Repeat, exactly and in full, the lines of the listing below, but without any pictures.

_Supplied records_.
++++

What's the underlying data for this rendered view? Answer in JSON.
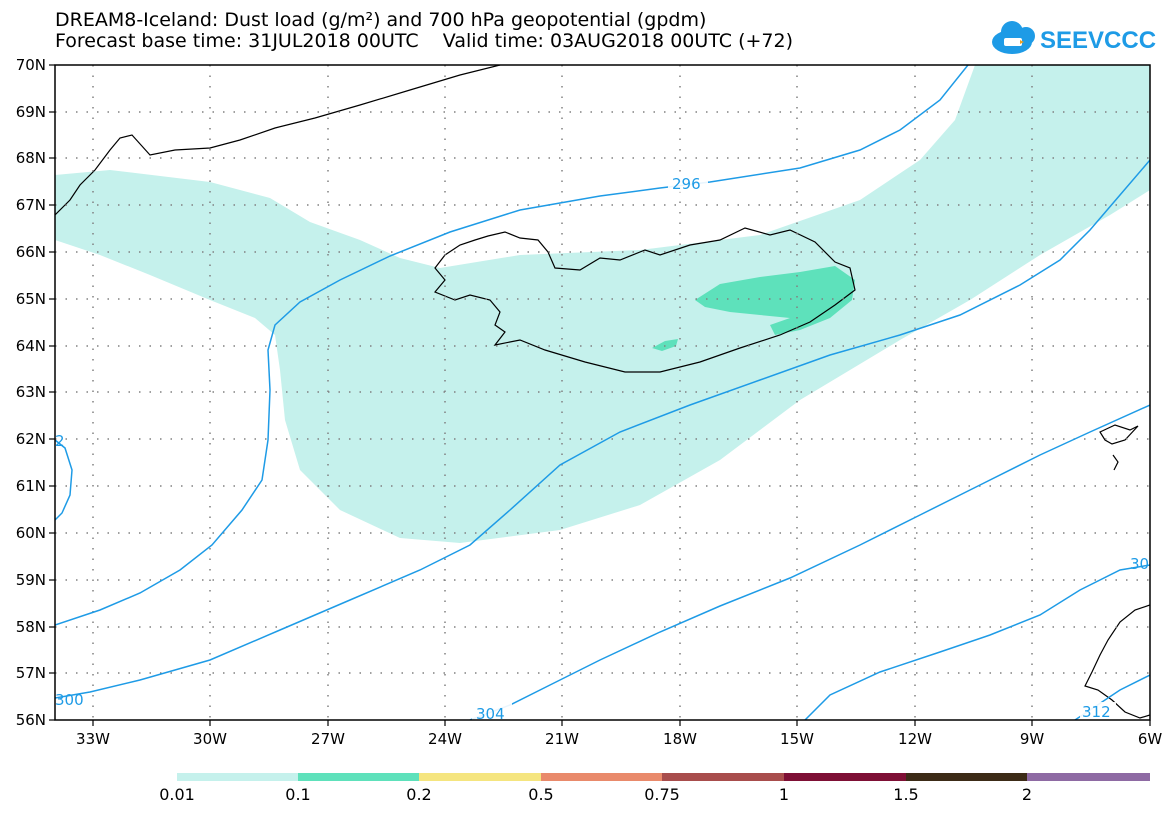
{
  "header": {
    "title_line1": "DREAM8-Iceland: Dust load (g/m²) and 700 hPa geopotential (gpdm)",
    "title_line2": "Forecast base time: 31JUL2018 00UTC    Valid time: 03AUG2018 00UTC (+72)"
  },
  "logo": {
    "text": "SEEVCCC",
    "icon": "cloud-icon",
    "color": "#1e9be6"
  },
  "axes": {
    "lat_labels": [
      "70N",
      "69N",
      "68N",
      "67N",
      "66N",
      "65N",
      "64N",
      "63N",
      "62N",
      "61N",
      "60N",
      "59N",
      "58N",
      "57N",
      "56N"
    ],
    "lon_labels": [
      "33W",
      "30W",
      "27W",
      "24W",
      "21W",
      "18W",
      "15W",
      "12W",
      "9W",
      "6W"
    ]
  },
  "contours": {
    "color": "#1e9be6",
    "labels": [
      "296",
      "304",
      "312",
      "300",
      "30",
      "2"
    ]
  },
  "colorbar": {
    "colors": [
      "#c5f1ec",
      "#5ee1bb",
      "#f5e57f",
      "#e98a6b",
      "#a84d4c",
      "#7e0f35",
      "#3c2b17",
      "#8e6aa3"
    ],
    "labels": [
      "0.01",
      "0.1",
      "0.2",
      "0.5",
      "0.75",
      "1",
      "1.5",
      "2"
    ]
  },
  "colors": {
    "dust_low": "#c5f1ec",
    "dust_mid": "#5ee1bb",
    "contour": "#1e9be6"
  }
}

++++

_Task result_.
What's the underlying data for this rendered view? Answer in JSON.
{
  "header": {
    "title_line1": "DREAM8-Iceland: Dust load (g/m²) and 700 hPa geopotential (gpdm)",
    "title_line2": "Forecast base time: 31JUL2018 00UTC    Valid time: 03AUG2018 00UTC (+72)"
  },
  "logo": {
    "text": "SEEVCCC",
    "icon": "cloud-icon",
    "color": "#1e9be6"
  },
  "axes": {
    "lat_labels": [
      "70N",
      "69N",
      "68N",
      "67N",
      "66N",
      "65N",
      "64N",
      "63N",
      "62N",
      "61N",
      "60N",
      "59N",
      "58N",
      "57N",
      "56N"
    ],
    "lon_labels": [
      "33W",
      "30W",
      "27W",
      "24W",
      "21W",
      "18W",
      "15W",
      "12W",
      "9W",
      "6W"
    ]
  },
  "contours": {
    "color": "#1e9be6",
    "labels": [
      "296",
      "304",
      "312",
      "300",
      "30",
      "2"
    ]
  },
  "colorbar": {
    "colors": [
      "#c5f1ec",
      "#5ee1bb",
      "#f5e57f",
      "#e98a6b",
      "#a84d4c",
      "#7e0f35",
      "#3c2b17",
      "#8e6aa3"
    ],
    "labels": [
      "0.01",
      "0.1",
      "0.2",
      "0.5",
      "0.75",
      "1",
      "1.5",
      "2"
    ]
  },
  "colors": {
    "dust_low": "#c5f1ec",
    "dust_mid": "#5ee1bb",
    "contour": "#1e9be6"
  }
}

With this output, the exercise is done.